Given exercise: Nothing but the lines from the one containing "Enumerate this screenshot's" through the last line of the records below should be copied, exactly and without pictures.

Rows:

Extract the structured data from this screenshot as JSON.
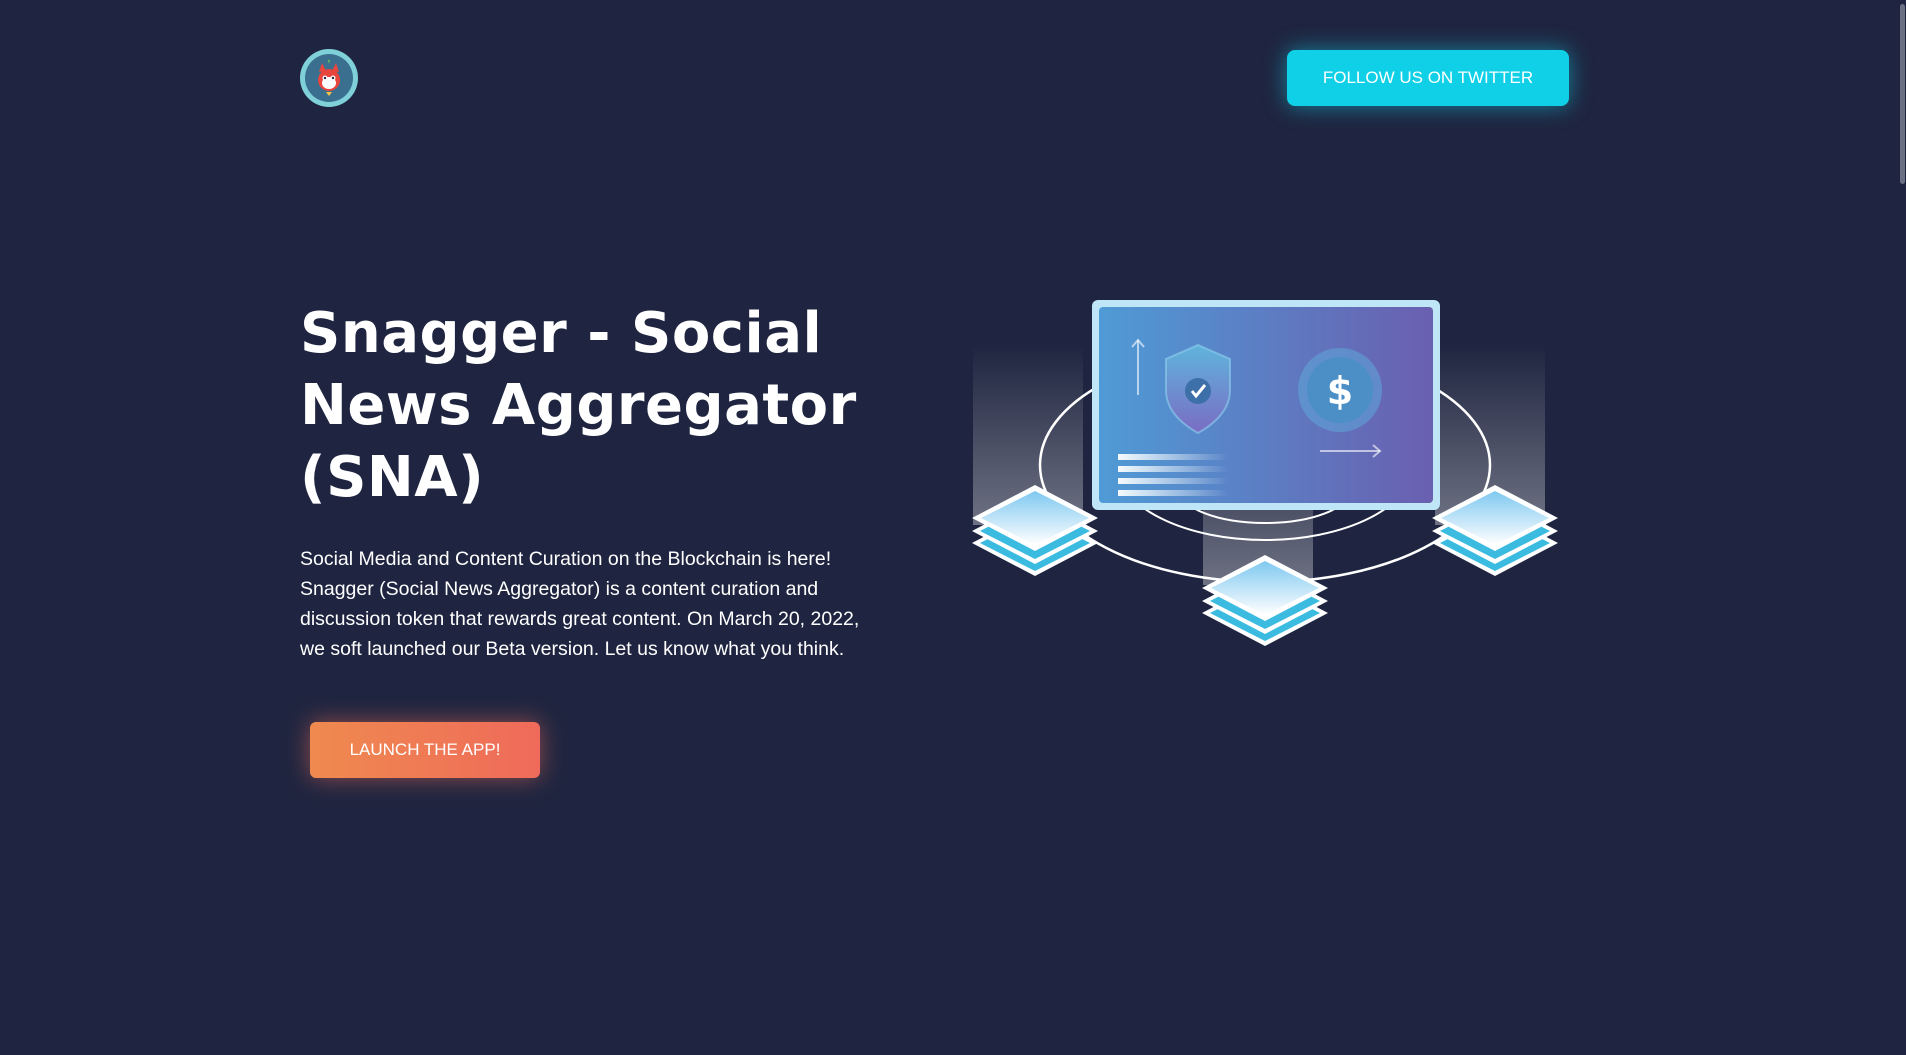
{
  "header": {
    "logo_icon": "squirrel-mascot-icon",
    "twitter_button_label": "FOLLOW US ON TWITTER"
  },
  "hero": {
    "title": "Snagger - Social News Aggregator (SNA)",
    "description": "Social Media and Content Curation on the Blockchain is here! Snagger (Social News Aggregator) is a content curation and discussion token that rewards great content. On March 20, 2022, we soft launched our Beta version. Let us know what you think.",
    "launch_button_label": "LAUNCH THE APP!"
  },
  "illustration": {
    "shield_icon": "shield-check-icon",
    "dollar_icon": "dollar-coin-icon",
    "dollar_symbol": "$",
    "block_icon": "stacked-blocks-icon"
  },
  "colors": {
    "background": "#1f2540",
    "twitter_button": "#0fd0e6",
    "launch_button_start": "#ef8a4f",
    "launch_button_end": "#ef6a5a",
    "screen_gradient_start": "#4f9bd6",
    "screen_gradient_end": "#6a5fb0"
  }
}
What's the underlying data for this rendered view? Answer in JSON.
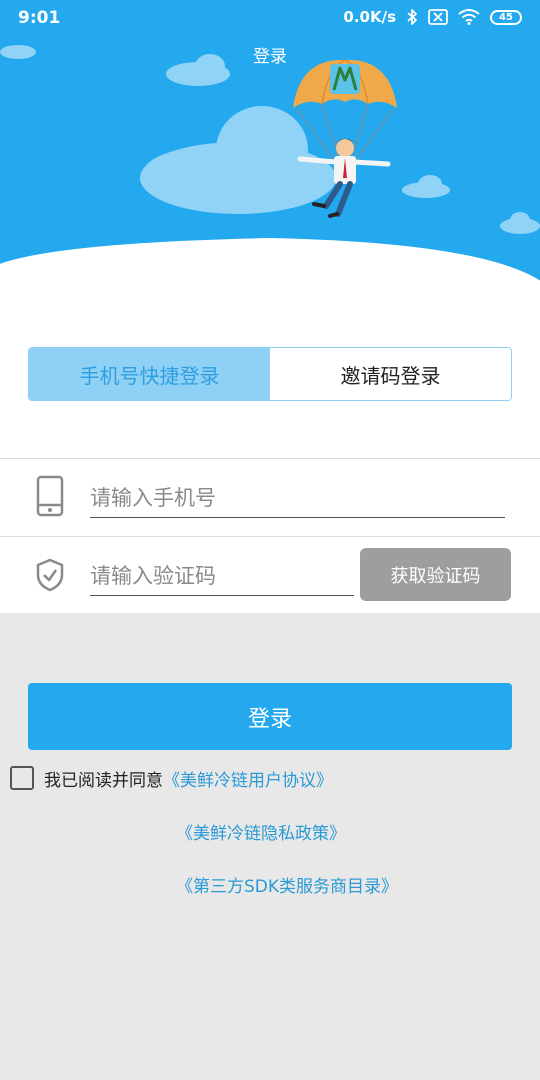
{
  "status_bar": {
    "time": "9:01",
    "network_speed": "0.0K/s",
    "battery": "45",
    "icons": [
      "bluetooth-icon",
      "sim-x-icon",
      "wifi-icon",
      "battery-icon"
    ]
  },
  "header": {
    "title": "登录"
  },
  "tabs": {
    "phone_quick_login": "手机号快捷登录",
    "invite_code_login": "邀请码登录"
  },
  "form": {
    "phone_placeholder": "请输入手机号",
    "code_placeholder": "请输入验证码",
    "get_code_button": "获取验证码"
  },
  "login_button": "登录",
  "agreement": {
    "prefix": "我已阅读并同意",
    "user_agreement": "《美鲜冷链用户协议》",
    "privacy_policy": "《美鲜冷链隐私政策》",
    "third_party_sdk": "《第三方SDK类服务商目录》"
  },
  "colors": {
    "primary": "#24a9ef",
    "tab_active_bg": "#8fd0f5",
    "link": "#2a9ad5",
    "disabled_button": "#9e9e9e",
    "page_bg": "#e8e8e8"
  }
}
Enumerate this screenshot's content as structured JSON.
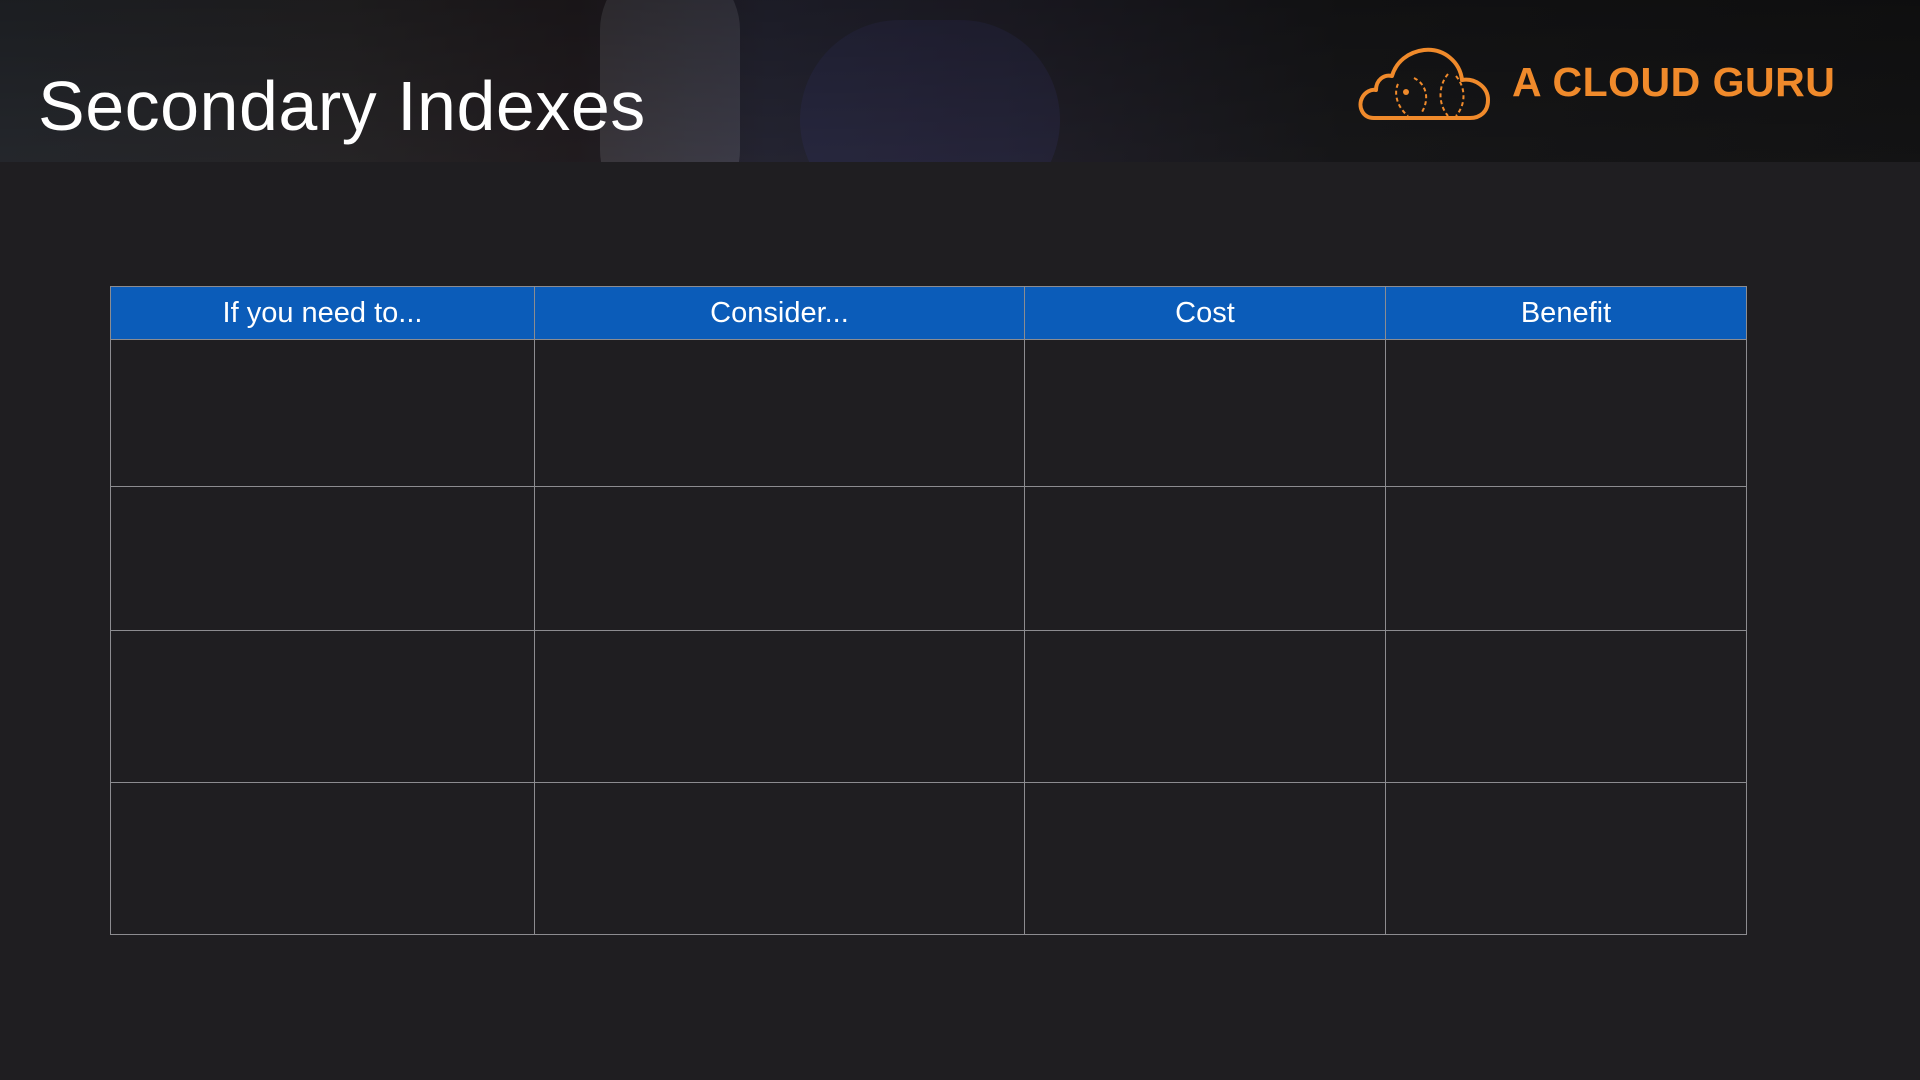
{
  "slide": {
    "title": "Secondary Indexes"
  },
  "brand": {
    "name": "A CLOUD GURU",
    "logo_icon": "cloud-icon",
    "color": "#f08a2b"
  },
  "table": {
    "header_color": "#0b5cb9",
    "columns": [
      "If you need to...",
      "Consider...",
      "Cost",
      "Benefit"
    ],
    "rows": [
      [
        "",
        "",
        "",
        ""
      ],
      [
        "",
        "",
        "",
        ""
      ],
      [
        "",
        "",
        "",
        ""
      ],
      [
        "",
        "",
        "",
        ""
      ]
    ]
  }
}
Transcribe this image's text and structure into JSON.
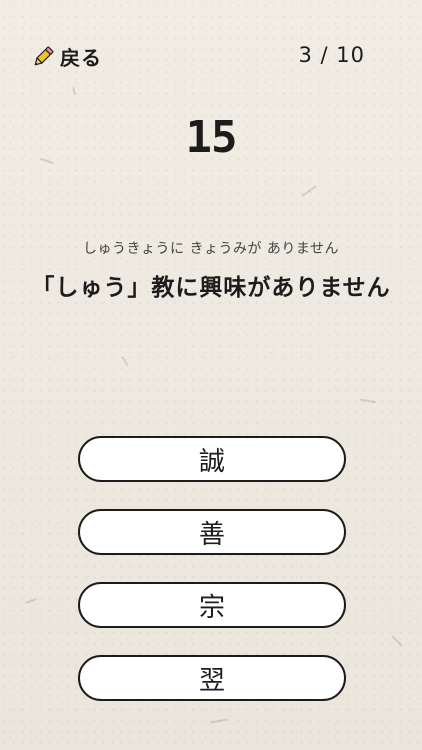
{
  "header": {
    "back_icon": "pencil-icon",
    "back_label": "戻る",
    "progress": "3 / 10"
  },
  "quiz": {
    "counter": "15",
    "reading": "しゅうきょうに きょうみが ありません",
    "question": "「しゅう」教に興味がありません"
  },
  "answers": [
    {
      "label": "誠"
    },
    {
      "label": "善"
    },
    {
      "label": "宗"
    },
    {
      "label": "翌"
    }
  ],
  "colors": {
    "background": "#efeae0",
    "text": "#1c1c1c",
    "button_fill": "#ffffff",
    "pencil_body": "#f2c12e",
    "pencil_tip": "#e8c9a0"
  }
}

Answer to the task:
Enumerate this screenshot's content as structured JSON.
{
  "slide": {
    "title": "Secondary Indexes"
  },
  "brand": {
    "name": "A CLOUD GURU",
    "logo_icon": "cloud-icon",
    "color": "#f08a2b"
  },
  "table": {
    "header_color": "#0b5cb9",
    "columns": [
      "If you need to...",
      "Consider...",
      "Cost",
      "Benefit"
    ],
    "rows": [
      [
        "",
        "",
        "",
        ""
      ],
      [
        "",
        "",
        "",
        ""
      ],
      [
        "",
        "",
        "",
        ""
      ],
      [
        "",
        "",
        "",
        ""
      ]
    ]
  }
}
Transcribe this image's text and structure into JSON.
{
  "header": {
    "back_icon": "pencil-icon",
    "back_label": "戻る",
    "progress": "3 / 10"
  },
  "quiz": {
    "counter": "15",
    "reading": "しゅうきょうに きょうみが ありません",
    "question": "「しゅう」教に興味がありません"
  },
  "answers": [
    {
      "label": "誠"
    },
    {
      "label": "善"
    },
    {
      "label": "宗"
    },
    {
      "label": "翌"
    }
  ],
  "colors": {
    "background": "#efeae0",
    "text": "#1c1c1c",
    "button_fill": "#ffffff",
    "pencil_body": "#f2c12e",
    "pencil_tip": "#e8c9a0"
  }
}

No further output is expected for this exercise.